### Given data
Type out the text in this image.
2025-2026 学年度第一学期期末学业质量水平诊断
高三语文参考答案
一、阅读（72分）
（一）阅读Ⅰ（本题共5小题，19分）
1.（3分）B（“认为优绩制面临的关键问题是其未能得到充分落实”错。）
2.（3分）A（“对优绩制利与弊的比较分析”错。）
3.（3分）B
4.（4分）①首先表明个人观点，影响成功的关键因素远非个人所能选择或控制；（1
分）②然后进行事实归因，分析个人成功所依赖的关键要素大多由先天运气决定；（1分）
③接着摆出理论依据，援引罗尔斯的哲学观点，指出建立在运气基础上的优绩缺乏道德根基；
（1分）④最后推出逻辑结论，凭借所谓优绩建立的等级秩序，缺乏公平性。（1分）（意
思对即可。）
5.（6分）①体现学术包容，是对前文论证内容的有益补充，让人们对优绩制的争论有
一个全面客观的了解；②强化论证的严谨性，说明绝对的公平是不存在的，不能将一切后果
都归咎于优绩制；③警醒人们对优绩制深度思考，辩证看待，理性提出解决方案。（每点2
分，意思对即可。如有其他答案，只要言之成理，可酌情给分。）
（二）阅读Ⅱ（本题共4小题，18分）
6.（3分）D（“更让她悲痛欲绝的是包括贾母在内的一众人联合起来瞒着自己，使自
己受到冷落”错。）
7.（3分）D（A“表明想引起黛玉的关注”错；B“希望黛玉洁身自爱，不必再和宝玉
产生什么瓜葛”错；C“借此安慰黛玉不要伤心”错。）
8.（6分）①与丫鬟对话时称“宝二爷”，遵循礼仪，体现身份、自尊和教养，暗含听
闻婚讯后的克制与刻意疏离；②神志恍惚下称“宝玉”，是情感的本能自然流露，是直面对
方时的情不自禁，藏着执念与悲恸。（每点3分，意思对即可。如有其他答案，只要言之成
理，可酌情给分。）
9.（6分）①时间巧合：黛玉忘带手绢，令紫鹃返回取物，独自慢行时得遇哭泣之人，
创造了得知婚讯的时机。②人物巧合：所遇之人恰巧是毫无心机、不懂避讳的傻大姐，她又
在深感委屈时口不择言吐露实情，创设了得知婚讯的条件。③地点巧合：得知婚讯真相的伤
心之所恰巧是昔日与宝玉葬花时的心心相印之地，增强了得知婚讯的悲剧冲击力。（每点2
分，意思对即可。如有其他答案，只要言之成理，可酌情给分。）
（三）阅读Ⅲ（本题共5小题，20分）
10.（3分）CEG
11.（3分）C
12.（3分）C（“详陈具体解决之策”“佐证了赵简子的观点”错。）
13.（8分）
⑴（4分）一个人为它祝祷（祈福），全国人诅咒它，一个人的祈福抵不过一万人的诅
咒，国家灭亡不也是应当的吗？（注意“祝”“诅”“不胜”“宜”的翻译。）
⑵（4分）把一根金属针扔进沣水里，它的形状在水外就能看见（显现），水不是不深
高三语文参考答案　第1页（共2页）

--

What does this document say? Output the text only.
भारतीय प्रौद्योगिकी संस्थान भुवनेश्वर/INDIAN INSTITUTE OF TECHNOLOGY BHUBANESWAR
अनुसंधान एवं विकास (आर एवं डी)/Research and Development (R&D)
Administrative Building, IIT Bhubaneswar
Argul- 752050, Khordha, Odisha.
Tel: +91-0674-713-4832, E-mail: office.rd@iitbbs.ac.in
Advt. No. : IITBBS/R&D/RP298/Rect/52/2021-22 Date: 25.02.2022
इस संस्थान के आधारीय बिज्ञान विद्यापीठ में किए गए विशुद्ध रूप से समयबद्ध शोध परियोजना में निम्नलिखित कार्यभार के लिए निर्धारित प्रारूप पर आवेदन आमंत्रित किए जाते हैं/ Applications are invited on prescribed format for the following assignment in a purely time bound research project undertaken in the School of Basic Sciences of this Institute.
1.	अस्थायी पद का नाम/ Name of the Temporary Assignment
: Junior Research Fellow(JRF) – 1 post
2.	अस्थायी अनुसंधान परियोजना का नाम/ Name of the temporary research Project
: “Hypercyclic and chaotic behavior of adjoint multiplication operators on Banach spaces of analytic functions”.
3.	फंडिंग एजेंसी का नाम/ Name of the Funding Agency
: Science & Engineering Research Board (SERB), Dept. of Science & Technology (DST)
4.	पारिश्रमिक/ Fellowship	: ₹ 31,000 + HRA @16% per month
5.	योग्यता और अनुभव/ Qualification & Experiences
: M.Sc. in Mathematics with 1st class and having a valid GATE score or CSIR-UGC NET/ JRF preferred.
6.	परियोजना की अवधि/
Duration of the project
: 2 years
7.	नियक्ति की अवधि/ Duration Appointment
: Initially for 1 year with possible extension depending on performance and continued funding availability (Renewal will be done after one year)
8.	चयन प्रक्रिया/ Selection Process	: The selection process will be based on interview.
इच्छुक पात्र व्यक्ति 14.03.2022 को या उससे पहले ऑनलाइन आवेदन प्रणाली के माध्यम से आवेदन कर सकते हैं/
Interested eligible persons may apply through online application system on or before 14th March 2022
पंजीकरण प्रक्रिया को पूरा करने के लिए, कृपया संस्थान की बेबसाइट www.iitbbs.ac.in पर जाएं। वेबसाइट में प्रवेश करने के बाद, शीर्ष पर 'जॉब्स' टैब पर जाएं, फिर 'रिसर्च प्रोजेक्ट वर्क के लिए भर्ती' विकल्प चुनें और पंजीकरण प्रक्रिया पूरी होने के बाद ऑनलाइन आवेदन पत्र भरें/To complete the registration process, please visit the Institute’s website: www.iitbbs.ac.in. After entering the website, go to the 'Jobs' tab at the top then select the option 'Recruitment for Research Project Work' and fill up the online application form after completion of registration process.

### The problem
Only a number is wanted: how many lines of the material include the word "after".

### Expected answer
2